# Задания для выполнения:
[A] Ответьте на вопросы по фрагменту о средневековом мышлении, по одному ответу в строке с теми же пометками:
(i) Сколько лет, согласно фрагменту, длилась работа в Институте этнографии?
(ii) Где располагались самые древние столицы и поселения в Чечне и Ингушетии?
(iii) Как верхние аварцы доставляли сено?
[B] Допишите следующую часть фрагмента о средневековом мышлении, продолжив его после последнего предложения.

# Исходный фрагмент:
----

В России многое ушло безвозвратно. Возьмем Снетогорские росписи — такое напряженное пространство, каменный мешок, вдоль которого ты взором протискиваешься. Чтобы соединить одну сцену с другой, нужно обязательно перейти на другую сторону массивной стены, нельзя убыстрить события, таков процесс восприятия. И только по такому густому пути, почти лабиринту, пути, который не дает пространство твоему телу, ты должен следовать почти что коридором, только так и не иначе можно видеть эту живопись, которая была сделана именно к этим стенам. А современное сознание привыкло к комфорту, оно не может понять не комфортной ситуации. Я одиннадцать лет работал в Институте этнографии, начинал с Чечни и с Ингушетии. И там оказалось, что самые древние столицы, древние поселения, которые имели преимущества перед поздними, они находились в самых неудобных местах — дальше от воды и выше по горе, где меньше травы. Там были самые значимые места. То же в верхней части Дагестана. Психология людей, живущих там, где нет шоссейных дорог, очень отличается от психологии людей, живущих там, где эти дороги есть. И отличается полным алогизмом. Любой американец, приехав в Россию, тоже скажет — эти русские, они все люди без логики. То же можно сказать про каких-нибудь верхних аварцев, они, уважая лошадь, не возили сено на ней, а носили на себе, женщины носили на спине охапки сена. Никакой логики с нашей точки зрения. На самом деле это определенная структура средневекового мышления, которая имеет свою причинную связь. Когда мы были в какой-нибудь ингушской или чеченской семье и был вопрос, связанный со временем — а что было с прадедом или о событиях. В этот момент, как правило, выходил молодой хозяин и говорил: знаете, эти вопросы ко мне, а не к моему отцу. Но ведь ваш отец, он жил дольше, но знает больше и точнее помнит. На эти вопросы отвечать буду я, потому что я — хозяин, а мой отец слаб и на эти вопросы ответить не сможет. Как вам нравится такая логика. Это не значит не уважение к отцу. Это значит, что каждое слово должно быть оправдано действием. И внутри этого не может быть музейного потребления вещи. Мы как относимся — о великий Рембрандт! Он знаменитый и конец. Нет, средневековое мышление сопереживало всякое событие, его величину и размер.

----

# Данные:

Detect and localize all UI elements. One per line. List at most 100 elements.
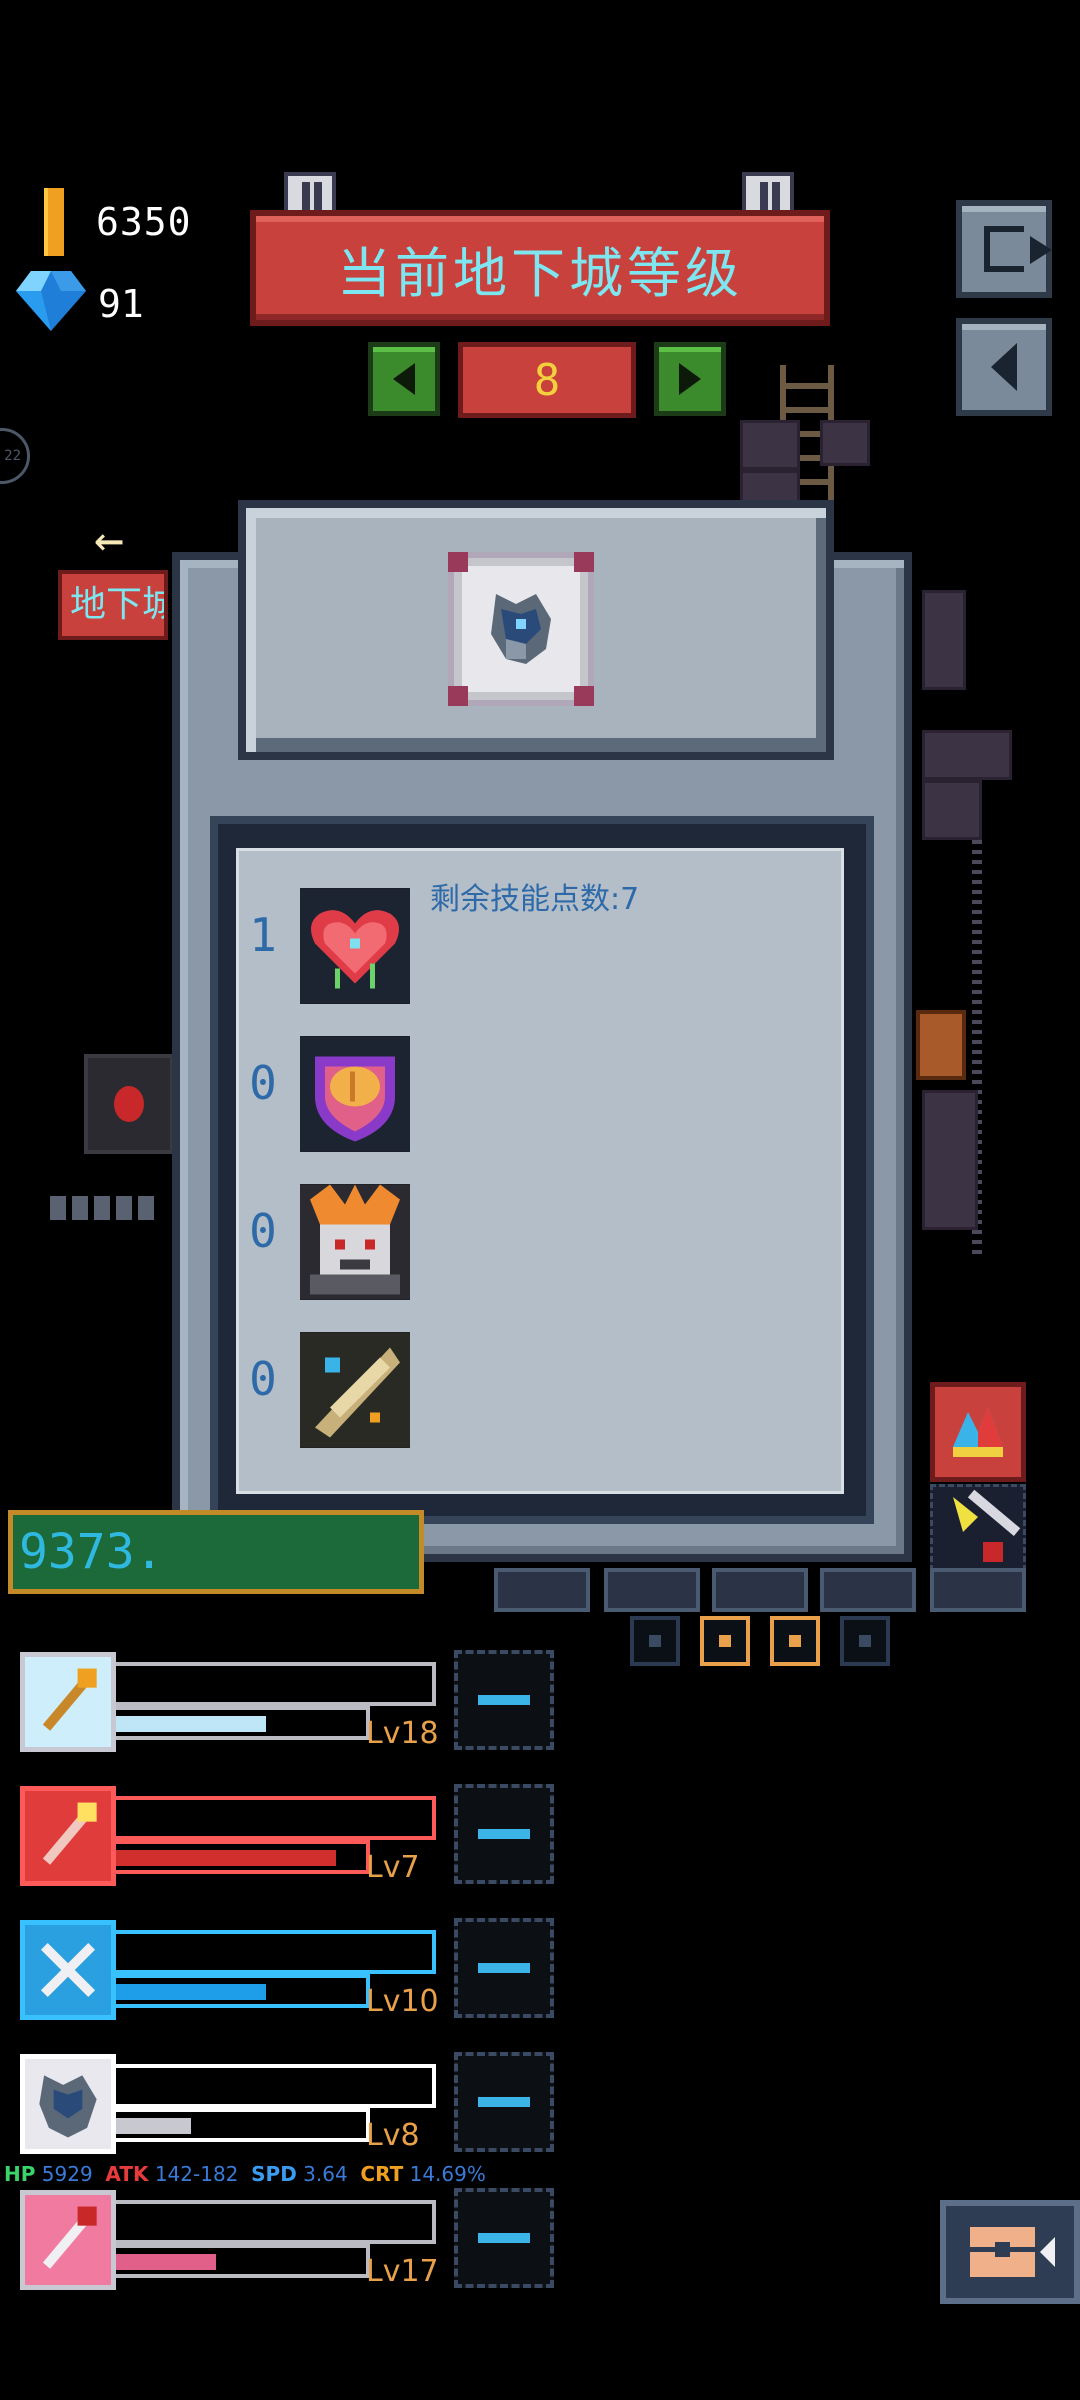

----

# Ответы на задания:
[A]
(i) Одиннадцать лет.
(ii) В самых неудобных местах: дальше от воды и выше по горе, где меньше травы.
(iii) Из уважения к лошади сено на ней не возили: женщины носили охапки сена на спине.

[B]
Я заметил простую вещь. Купил фильм по коптам — там Фиваида, монастырь св. Антония и прочее. И видно, что внутри иногда бывают такие простенькие иконы, даже бумажные. Но это такое пространство, которое не может дискредитировать даже внесение бумажной иконы. На меня это сильно подействовало. Все идет от самого главного — от чувства полноты и синтеза. Как в катакомбах, само состояние и пространство настолько серьезное, что могли вноситься любые вещи и они попадали в поле и в этом поле преображались. А у нас, как бывает — приходит в храм мастер, большой иконописец, приносит свою икону и ставит ее по центру. И тем самым говорит — вот это икона, а все остальное должно лежать ниц. Но пространство там еще не образовалось, а он пришел и поставил икону. Вот и разница.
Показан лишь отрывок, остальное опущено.